## begin Records shown

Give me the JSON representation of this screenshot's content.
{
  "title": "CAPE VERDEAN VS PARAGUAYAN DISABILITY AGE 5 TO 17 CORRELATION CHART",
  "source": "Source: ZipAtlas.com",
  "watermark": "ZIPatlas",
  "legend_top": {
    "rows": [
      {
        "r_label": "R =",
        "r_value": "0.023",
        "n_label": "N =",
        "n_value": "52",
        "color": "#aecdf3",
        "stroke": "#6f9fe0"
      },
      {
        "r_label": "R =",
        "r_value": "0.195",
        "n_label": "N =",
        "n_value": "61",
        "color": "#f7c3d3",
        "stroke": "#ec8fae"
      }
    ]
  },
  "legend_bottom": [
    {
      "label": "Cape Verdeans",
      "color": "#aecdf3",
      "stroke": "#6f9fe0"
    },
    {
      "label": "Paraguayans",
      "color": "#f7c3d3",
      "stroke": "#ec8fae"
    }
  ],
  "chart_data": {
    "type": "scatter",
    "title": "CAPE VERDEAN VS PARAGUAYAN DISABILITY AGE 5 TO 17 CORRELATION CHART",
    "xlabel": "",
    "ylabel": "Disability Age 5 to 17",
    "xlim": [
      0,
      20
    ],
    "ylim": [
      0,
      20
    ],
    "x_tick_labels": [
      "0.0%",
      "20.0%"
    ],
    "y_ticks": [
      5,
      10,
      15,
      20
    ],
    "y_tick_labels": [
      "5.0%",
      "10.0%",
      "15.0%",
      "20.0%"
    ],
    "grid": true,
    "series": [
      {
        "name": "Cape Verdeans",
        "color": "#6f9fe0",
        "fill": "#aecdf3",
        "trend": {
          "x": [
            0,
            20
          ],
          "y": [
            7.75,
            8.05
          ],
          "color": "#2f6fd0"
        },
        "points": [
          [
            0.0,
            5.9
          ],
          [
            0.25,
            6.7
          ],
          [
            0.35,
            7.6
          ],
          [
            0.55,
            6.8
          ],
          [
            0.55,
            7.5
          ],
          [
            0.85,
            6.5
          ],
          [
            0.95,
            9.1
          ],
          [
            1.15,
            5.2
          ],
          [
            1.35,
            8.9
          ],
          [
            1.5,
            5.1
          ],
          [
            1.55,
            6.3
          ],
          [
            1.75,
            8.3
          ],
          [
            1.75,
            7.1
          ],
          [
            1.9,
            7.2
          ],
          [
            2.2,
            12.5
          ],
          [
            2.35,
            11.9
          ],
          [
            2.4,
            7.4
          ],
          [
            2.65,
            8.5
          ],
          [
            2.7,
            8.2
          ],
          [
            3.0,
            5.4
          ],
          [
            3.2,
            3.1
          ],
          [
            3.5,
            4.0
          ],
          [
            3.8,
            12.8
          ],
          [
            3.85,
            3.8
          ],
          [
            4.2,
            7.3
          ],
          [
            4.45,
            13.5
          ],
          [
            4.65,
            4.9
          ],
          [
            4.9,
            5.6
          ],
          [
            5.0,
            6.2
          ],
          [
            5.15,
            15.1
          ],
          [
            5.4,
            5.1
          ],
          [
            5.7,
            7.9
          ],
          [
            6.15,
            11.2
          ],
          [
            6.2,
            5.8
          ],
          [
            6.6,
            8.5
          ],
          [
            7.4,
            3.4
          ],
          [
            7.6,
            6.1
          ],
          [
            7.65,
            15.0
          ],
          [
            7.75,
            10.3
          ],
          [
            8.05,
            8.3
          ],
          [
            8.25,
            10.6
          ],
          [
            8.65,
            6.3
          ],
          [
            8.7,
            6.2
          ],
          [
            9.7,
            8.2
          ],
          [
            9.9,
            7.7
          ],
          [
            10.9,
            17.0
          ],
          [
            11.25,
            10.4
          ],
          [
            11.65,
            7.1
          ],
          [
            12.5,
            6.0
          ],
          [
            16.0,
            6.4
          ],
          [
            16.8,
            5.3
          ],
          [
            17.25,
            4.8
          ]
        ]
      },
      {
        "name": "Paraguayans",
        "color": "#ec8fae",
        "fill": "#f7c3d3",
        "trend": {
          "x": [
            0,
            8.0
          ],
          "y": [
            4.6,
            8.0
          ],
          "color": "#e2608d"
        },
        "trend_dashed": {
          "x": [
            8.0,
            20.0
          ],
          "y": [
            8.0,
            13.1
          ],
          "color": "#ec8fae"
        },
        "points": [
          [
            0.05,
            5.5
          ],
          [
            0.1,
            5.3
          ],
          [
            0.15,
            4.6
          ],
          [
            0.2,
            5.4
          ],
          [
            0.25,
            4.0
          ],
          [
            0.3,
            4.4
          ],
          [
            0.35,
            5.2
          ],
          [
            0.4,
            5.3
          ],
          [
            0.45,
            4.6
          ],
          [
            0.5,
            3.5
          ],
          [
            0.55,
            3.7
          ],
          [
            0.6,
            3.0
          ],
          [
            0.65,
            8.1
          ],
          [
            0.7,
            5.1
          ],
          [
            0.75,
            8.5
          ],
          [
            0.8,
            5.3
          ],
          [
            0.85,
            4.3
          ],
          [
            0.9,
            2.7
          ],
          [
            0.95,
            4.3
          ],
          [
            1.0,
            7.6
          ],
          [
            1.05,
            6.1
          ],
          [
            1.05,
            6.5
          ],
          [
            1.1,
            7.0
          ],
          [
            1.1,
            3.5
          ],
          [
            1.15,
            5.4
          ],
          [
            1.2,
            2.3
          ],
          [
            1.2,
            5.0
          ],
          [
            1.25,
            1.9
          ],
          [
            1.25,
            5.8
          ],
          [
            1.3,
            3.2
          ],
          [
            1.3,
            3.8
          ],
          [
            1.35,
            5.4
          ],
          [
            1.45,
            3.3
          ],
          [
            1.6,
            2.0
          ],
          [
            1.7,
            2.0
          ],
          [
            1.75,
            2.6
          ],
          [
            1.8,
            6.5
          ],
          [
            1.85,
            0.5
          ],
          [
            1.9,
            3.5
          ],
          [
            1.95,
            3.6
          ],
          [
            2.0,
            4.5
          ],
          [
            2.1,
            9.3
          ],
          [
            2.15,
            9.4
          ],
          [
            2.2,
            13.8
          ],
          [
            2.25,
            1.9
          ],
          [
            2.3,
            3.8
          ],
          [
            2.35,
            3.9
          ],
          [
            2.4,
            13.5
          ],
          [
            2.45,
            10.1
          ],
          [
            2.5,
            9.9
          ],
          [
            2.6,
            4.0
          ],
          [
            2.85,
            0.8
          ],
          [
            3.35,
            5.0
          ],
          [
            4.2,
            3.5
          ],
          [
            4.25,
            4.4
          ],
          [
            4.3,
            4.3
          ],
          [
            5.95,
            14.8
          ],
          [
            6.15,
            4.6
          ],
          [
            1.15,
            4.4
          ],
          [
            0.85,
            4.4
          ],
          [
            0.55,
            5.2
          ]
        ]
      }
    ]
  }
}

## end Records shown

Reproduce the records above exactly as they appear.

* **Answer to the problem**:
Give me the JSON representation of this screenshot's content.
{
  "title": "CAPE VERDEAN VS PARAGUAYAN DISABILITY AGE 5 TO 17 CORRELATION CHART",
  "source": "Source: ZipAtlas.com",
  "watermark": "ZIPatlas",
  "legend_top": {
    "rows": [
      {
        "r_label": "R =",
        "r_value": "0.023",
        "n_label": "N =",
        "n_value": "52",
        "color": "#aecdf3",
        "stroke": "#6f9fe0"
      },
      {
        "r_label": "R =",
        "r_value": "0.195",
        "n_label": "N =",
        "n_value": "61",
        "color": "#f7c3d3",
        "stroke": "#ec8fae"
      }
    ]
  },
  "legend_bottom": [
    {
      "label": "Cape Verdeans",
      "color": "#aecdf3",
      "stroke": "#6f9fe0"
    },
    {
      "label": "Paraguayans",
      "color": "#f7c3d3",
      "stroke": "#ec8fae"
    }
  ],
  "chart_data": {
    "type": "scatter",
    "title": "CAPE VERDEAN VS PARAGUAYAN DISABILITY AGE 5 TO 17 CORRELATION CHART",
    "xlabel": "",
    "ylabel": "Disability Age 5 to 17",
    "xlim": [
      0,
      20
    ],
    "ylim": [
      0,
      20
    ],
    "x_tick_labels": [
      "0.0%",
      "20.0%"
    ],
    "y_ticks": [
      5,
      10,
      15,
      20
    ],
    "y_tick_labels": [
      "5.0%",
      "10.0%",
      "15.0%",
      "20.0%"
    ],
    "grid": true,
    "series": [
      {
        "name": "Cape Verdeans",
        "color": "#6f9fe0",
        "fill": "#aecdf3",
        "trend": {
          "x": [
            0,
            20
          ],
          "y": [
            7.75,
            8.05
          ],
          "color": "#2f6fd0"
        },
        "points": [
          [
            0.0,
            5.9
          ],
          [
            0.25,
            6.7
          ],
          [
            0.35,
            7.6
          ],
          [
            0.55,
            6.8
          ],
          [
            0.55,
            7.5
          ],
          [
            0.85,
            6.5
          ],
          [
            0.95,
            9.1
          ],
          [
            1.15,
            5.2
          ],
          [
            1.35,
            8.9
          ],
          [
            1.5,
            5.1
          ],
          [
            1.55,
            6.3
          ],
          [
            1.75,
            8.3
          ],
          [
            1.75,
            7.1
          ],
          [
            1.9,
            7.2
          ],
          [
            2.2,
            12.5
          ],
          [
            2.35,
            11.9
          ],
          [
            2.4,
            7.4
          ],
          [
            2.65,
            8.5
          ],
          [
            2.7,
            8.2
          ],
          [
            3.0,
            5.4
          ],
          [
            3.2,
            3.1
          ],
          [
            3.5,
            4.0
          ],
          [
            3.8,
            12.8
          ],
          [
            3.85,
            3.8
          ],
          [
            4.2,
            7.3
          ],
          [
            4.45,
            13.5
          ],
          [
            4.65,
            4.9
          ],
          [
            4.9,
            5.6
          ],
          [
            5.0,
            6.2
          ],
          [
            5.15,
            15.1
          ],
          [
            5.4,
            5.1
          ],
          [
            5.7,
            7.9
          ],
          [
            6.15,
            11.2
          ],
          [
            6.2,
            5.8
          ],
          [
            6.6,
            8.5
          ],
          [
            7.4,
            3.4
          ],
          [
            7.6,
            6.1
          ],
          [
            7.65,
            15.0
          ],
          [
            7.75,
            10.3
          ],
          [
            8.05,
            8.3
          ],
          [
            8.25,
            10.6
          ],
          [
            8.65,
            6.3
          ],
          [
            8.7,
            6.2
          ],
          [
            9.7,
            8.2
          ],
          [
            9.9,
            7.7
          ],
          [
            10.9,
            17.0
          ],
          [
            11.25,
            10.4
          ],
          [
            11.65,
            7.1
          ],
          [
            12.5,
            6.0
          ],
          [
            16.0,
            6.4
          ],
          [
            16.8,
            5.3
          ],
          [
            17.25,
            4.8
          ]
        ]
      },
      {
        "name": "Paraguayans",
        "color": "#ec8fae",
        "fill": "#f7c3d3",
        "trend": {
          "x": [
            0,
            8.0
          ],
          "y": [
            4.6,
            8.0
          ],
          "color": "#e2608d"
        },
        "trend_dashed": {
          "x": [
            8.0,
            20.0
          ],
          "y": [
            8.0,
            13.1
          ],
          "color": "#ec8fae"
        },
        "points": [
          [
            0.05,
            5.5
          ],
          [
            0.1,
            5.3
          ],
          [
            0.15,
            4.6
          ],
          [
            0.2,
            5.4
          ],
          [
            0.25,
            4.0
          ],
          [
            0.3,
            4.4
          ],
          [
            0.35,
            5.2
          ],
          [
            0.4,
            5.3
          ],
          [
            0.45,
            4.6
          ],
          [
            0.5,
            3.5
          ],
          [
            0.55,
            3.7
          ],
          [
            0.6,
            3.0
          ],
          [
            0.65,
            8.1
          ],
          [
            0.7,
            5.1
          ],
          [
            0.75,
            8.5
          ],
          [
            0.8,
            5.3
          ],
          [
            0.85,
            4.3
          ],
          [
            0.9,
            2.7
          ],
          [
            0.95,
            4.3
          ],
          [
            1.0,
            7.6
          ],
          [
            1.05,
            6.1
          ],
          [
            1.05,
            6.5
          ],
          [
            1.1,
            7.0
          ],
          [
            1.1,
            3.5
          ],
          [
            1.15,
            5.4
          ],
          [
            1.2,
            2.3
          ],
          [
            1.2,
            5.0
          ],
          [
            1.25,
            1.9
          ],
          [
            1.25,
            5.8
          ],
          [
            1.3,
            3.2
          ],
          [
            1.3,
            3.8
          ],
          [
            1.35,
            5.4
          ],
          [
            1.45,
            3.3
          ],
          [
            1.6,
            2.0
          ],
          [
            1.7,
            2.0
          ],
          [
            1.75,
            2.6
          ],
          [
            1.8,
            6.5
          ],
          [
            1.85,
            0.5
          ],
          [
            1.9,
            3.5
          ],
          [
            1.95,
            3.6
          ],
          [
            2.0,
            4.5
          ],
          [
            2.1,
            9.3
          ],
          [
            2.15,
            9.4
          ],
          [
            2.2,
            13.8
          ],
          [
            2.25,
            1.9
          ],
          [
            2.3,
            3.8
          ],
          [
            2.35,
            3.9
          ],
          [
            2.4,
            13.5
          ],
          [
            2.45,
            10.1
          ],
          [
            2.5,
            9.9
          ],
          [
            2.6,
            4.0
          ],
          [
            2.85,
            0.8
          ],
          [
            3.35,
            5.0
          ],
          [
            4.2,
            3.5
          ],
          [
            4.25,
            4.4
          ],
          [
            4.3,
            4.3
          ],
          [
            5.95,
            14.8
          ],
          [
            6.15,
            4.6
          ],
          [
            1.15,
            4.4
          ],
          [
            0.85,
            4.4
          ],
          [
            0.55,
            5.2
          ]
        ]
      }
    ]
  }
}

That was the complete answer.